Exercise details: Collect each line containing "JSON".

++++++

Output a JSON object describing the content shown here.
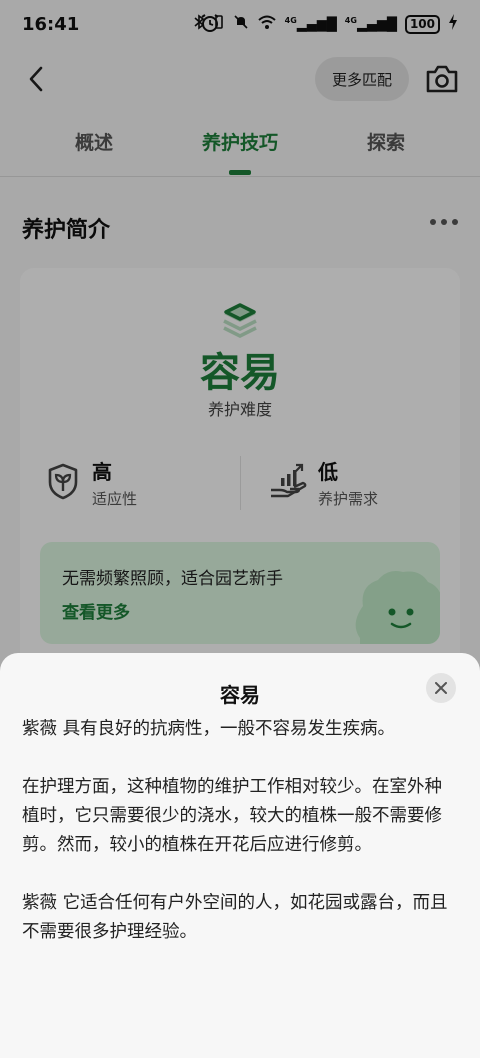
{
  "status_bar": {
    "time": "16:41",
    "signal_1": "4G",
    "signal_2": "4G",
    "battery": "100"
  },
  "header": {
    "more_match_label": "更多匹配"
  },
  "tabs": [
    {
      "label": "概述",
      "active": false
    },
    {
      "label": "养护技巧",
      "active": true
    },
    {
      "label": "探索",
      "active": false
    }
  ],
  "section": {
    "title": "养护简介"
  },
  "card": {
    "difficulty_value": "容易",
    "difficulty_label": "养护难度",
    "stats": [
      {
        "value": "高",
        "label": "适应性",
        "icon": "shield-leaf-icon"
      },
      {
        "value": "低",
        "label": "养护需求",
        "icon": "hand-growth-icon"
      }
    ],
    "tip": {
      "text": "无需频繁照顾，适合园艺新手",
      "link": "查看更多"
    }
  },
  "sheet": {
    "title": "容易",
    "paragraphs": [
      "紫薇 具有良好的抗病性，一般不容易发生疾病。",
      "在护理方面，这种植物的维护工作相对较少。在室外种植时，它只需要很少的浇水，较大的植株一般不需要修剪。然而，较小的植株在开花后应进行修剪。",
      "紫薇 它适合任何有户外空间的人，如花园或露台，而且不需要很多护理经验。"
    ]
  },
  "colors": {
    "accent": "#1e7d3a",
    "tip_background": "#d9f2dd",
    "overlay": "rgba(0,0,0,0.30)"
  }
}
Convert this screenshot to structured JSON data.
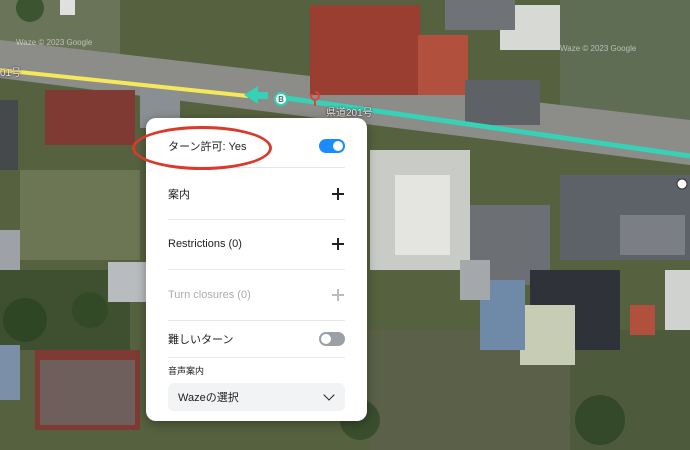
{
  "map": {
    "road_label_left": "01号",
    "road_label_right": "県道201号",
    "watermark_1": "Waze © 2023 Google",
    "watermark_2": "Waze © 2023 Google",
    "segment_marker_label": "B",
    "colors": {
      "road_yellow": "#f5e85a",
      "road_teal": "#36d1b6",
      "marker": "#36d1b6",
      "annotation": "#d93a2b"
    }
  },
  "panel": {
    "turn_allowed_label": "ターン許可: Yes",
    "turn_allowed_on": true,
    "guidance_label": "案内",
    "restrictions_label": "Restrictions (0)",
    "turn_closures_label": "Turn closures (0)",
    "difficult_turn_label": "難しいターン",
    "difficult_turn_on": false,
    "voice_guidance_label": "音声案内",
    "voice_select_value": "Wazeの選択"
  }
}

++++++

Exercise response:
Output a JSON object describing the content shown here.
Convert this screenshot to structured JSON data.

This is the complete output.